* Begin *

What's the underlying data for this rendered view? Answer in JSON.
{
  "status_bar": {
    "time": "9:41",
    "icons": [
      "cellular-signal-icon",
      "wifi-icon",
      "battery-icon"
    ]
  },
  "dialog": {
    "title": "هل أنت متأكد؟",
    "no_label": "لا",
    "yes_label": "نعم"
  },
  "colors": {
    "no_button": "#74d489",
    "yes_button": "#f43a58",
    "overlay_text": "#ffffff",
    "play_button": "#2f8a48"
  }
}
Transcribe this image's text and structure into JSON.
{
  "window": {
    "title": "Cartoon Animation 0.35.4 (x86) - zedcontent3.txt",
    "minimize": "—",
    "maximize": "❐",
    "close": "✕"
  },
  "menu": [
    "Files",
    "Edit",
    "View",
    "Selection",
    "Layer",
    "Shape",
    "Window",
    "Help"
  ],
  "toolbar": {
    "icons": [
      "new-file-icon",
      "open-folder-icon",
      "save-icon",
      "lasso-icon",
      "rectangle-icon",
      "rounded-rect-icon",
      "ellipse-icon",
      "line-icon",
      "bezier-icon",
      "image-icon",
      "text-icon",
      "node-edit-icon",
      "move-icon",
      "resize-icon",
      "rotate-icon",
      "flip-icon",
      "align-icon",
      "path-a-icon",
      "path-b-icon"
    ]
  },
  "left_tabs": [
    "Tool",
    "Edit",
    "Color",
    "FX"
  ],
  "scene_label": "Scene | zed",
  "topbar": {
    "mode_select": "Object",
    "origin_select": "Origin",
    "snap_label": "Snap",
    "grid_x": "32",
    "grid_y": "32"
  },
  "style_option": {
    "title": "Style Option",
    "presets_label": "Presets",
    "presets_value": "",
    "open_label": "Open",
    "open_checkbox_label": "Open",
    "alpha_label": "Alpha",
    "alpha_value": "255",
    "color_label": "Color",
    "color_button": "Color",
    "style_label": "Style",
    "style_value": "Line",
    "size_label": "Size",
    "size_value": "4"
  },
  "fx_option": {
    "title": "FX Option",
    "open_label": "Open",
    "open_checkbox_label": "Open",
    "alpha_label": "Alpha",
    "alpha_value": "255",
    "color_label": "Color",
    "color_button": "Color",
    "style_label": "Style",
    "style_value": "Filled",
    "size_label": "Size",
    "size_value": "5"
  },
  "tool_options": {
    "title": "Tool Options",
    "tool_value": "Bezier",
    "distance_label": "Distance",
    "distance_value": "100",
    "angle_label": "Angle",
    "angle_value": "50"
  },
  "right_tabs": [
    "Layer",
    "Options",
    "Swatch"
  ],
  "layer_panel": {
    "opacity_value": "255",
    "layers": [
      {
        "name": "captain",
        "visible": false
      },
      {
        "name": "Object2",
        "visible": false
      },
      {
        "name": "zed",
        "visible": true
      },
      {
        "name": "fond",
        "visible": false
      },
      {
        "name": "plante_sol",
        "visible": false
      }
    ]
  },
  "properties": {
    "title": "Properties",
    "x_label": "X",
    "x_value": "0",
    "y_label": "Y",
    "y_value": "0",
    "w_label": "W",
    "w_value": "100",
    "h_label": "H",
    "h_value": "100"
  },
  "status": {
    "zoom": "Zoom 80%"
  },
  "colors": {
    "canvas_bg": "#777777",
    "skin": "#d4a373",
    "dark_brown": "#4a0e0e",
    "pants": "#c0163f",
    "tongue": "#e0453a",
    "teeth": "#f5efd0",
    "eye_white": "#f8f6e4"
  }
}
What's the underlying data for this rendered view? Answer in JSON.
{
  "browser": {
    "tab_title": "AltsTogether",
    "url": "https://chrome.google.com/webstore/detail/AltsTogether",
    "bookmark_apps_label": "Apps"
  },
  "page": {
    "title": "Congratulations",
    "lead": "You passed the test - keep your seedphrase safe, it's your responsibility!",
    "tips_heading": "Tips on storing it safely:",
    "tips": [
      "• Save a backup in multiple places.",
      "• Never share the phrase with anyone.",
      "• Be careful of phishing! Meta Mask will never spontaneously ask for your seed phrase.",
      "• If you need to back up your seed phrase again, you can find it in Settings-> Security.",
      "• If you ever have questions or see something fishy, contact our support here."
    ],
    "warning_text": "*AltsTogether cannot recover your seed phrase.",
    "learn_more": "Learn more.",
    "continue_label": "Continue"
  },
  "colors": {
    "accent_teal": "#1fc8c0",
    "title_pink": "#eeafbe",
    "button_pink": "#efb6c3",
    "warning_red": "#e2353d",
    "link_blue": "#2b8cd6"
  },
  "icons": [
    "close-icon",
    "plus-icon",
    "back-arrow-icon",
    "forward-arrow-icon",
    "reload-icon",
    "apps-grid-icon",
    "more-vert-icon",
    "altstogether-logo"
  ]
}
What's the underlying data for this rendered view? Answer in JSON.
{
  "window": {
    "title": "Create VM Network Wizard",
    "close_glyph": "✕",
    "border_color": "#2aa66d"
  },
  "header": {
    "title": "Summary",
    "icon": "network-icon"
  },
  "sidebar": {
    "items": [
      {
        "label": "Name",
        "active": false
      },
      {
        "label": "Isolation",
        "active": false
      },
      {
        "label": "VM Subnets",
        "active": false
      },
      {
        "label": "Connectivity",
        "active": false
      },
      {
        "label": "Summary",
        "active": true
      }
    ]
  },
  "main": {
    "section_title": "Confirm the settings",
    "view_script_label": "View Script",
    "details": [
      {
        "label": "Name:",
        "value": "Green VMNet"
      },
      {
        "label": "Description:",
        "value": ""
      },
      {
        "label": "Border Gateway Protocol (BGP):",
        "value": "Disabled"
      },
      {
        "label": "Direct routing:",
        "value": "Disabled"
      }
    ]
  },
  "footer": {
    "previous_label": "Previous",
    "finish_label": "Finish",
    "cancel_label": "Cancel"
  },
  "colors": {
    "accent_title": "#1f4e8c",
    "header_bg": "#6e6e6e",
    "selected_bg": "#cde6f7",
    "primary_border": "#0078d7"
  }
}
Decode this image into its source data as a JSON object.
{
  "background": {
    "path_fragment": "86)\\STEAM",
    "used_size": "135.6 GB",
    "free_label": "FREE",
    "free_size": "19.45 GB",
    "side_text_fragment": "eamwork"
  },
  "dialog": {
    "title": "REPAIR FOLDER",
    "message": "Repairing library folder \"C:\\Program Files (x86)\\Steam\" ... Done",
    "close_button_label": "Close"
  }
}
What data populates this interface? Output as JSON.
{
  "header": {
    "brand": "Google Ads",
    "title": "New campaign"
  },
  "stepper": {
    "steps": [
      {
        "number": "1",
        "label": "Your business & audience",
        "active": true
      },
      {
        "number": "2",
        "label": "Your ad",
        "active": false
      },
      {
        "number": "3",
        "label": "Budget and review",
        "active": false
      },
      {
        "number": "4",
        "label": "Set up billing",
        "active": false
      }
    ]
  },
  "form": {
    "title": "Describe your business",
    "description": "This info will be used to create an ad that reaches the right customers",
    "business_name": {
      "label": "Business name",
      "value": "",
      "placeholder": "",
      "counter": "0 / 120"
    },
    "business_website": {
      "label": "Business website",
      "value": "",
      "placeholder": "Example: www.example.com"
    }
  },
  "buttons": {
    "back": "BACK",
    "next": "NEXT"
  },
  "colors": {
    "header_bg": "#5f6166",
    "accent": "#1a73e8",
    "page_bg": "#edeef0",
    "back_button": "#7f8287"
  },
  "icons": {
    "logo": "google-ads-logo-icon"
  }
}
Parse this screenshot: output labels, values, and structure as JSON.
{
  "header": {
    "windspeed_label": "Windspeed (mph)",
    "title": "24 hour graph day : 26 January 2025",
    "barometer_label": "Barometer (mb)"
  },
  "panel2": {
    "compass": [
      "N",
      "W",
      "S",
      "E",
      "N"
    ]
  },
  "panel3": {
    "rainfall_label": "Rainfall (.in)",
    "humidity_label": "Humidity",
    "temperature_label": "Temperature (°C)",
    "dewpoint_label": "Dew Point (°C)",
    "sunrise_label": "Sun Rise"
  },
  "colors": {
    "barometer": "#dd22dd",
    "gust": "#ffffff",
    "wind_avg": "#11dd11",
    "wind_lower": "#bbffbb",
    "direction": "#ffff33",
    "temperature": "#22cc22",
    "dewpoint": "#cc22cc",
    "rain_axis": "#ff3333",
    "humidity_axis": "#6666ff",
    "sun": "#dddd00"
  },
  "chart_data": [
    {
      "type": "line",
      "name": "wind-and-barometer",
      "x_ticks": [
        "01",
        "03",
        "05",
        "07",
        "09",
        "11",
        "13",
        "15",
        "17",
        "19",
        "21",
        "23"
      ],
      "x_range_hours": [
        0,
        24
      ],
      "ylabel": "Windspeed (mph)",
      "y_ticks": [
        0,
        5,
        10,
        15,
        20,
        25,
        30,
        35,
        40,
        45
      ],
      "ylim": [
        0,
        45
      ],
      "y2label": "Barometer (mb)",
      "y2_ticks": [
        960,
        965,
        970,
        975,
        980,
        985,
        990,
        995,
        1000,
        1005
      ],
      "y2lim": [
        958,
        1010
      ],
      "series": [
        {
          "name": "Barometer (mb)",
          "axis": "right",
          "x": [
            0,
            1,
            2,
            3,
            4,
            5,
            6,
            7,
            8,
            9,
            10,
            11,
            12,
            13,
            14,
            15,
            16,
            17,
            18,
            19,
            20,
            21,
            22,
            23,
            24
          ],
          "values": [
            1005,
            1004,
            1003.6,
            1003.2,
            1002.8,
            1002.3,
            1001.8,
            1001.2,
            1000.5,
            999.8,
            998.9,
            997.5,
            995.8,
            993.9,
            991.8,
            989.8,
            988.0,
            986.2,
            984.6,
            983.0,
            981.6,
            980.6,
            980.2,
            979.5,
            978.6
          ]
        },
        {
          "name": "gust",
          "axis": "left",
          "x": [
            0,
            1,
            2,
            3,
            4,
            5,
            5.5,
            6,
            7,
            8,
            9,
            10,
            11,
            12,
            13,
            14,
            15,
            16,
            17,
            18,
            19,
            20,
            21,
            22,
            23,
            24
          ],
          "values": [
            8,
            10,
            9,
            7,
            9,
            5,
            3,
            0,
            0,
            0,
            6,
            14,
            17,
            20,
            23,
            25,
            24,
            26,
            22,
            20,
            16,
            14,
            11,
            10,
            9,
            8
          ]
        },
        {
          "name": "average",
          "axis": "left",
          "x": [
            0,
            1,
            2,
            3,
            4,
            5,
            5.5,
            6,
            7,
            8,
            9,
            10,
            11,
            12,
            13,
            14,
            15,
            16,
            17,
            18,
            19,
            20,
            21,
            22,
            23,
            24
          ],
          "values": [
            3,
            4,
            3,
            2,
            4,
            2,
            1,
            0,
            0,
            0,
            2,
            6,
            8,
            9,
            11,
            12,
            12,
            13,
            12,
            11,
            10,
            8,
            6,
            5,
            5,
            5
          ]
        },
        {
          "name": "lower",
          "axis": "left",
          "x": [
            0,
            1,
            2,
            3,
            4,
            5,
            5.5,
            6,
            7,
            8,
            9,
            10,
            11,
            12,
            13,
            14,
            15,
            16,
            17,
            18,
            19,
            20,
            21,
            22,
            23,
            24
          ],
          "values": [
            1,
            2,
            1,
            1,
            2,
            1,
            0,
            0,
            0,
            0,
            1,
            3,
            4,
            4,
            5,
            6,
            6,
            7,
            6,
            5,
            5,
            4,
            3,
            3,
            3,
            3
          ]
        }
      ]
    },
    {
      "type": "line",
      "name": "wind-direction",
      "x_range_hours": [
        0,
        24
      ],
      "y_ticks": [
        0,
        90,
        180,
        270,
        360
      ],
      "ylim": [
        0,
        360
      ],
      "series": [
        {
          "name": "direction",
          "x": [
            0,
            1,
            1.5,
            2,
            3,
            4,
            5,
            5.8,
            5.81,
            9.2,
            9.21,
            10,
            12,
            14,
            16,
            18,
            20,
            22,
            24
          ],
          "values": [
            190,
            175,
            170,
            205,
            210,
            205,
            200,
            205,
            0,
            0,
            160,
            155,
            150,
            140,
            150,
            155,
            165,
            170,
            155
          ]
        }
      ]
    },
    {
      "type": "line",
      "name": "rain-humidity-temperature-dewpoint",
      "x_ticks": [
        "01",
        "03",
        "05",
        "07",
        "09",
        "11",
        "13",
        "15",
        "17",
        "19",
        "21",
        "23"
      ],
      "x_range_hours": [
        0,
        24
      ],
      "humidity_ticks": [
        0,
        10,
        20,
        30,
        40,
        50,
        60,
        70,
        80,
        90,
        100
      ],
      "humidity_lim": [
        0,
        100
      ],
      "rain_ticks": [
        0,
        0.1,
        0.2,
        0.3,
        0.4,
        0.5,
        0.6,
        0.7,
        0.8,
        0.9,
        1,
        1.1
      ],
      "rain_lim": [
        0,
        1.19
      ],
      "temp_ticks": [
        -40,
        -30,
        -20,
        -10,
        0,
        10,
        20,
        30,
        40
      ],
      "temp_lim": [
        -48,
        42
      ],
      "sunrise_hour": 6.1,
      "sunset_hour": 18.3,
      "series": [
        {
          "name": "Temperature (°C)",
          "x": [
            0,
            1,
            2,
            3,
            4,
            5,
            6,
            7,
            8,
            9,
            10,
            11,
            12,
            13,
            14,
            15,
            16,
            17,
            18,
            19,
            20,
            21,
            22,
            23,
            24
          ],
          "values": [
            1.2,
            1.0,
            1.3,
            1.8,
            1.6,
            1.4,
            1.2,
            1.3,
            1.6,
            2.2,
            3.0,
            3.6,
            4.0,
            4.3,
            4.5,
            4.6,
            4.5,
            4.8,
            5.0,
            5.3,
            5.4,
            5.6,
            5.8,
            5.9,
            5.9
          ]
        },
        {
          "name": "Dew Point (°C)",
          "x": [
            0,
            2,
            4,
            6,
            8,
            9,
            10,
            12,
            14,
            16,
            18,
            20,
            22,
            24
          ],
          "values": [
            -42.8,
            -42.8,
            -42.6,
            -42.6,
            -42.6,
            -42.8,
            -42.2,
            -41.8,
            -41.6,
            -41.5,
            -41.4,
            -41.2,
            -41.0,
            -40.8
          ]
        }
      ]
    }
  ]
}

* End *

From the listing above, pick out every line containing "logo".

= RESPONSE TO THIS EXERCISE =
    "altstogether-logo"
    "logo": "google-ads-logo-icon"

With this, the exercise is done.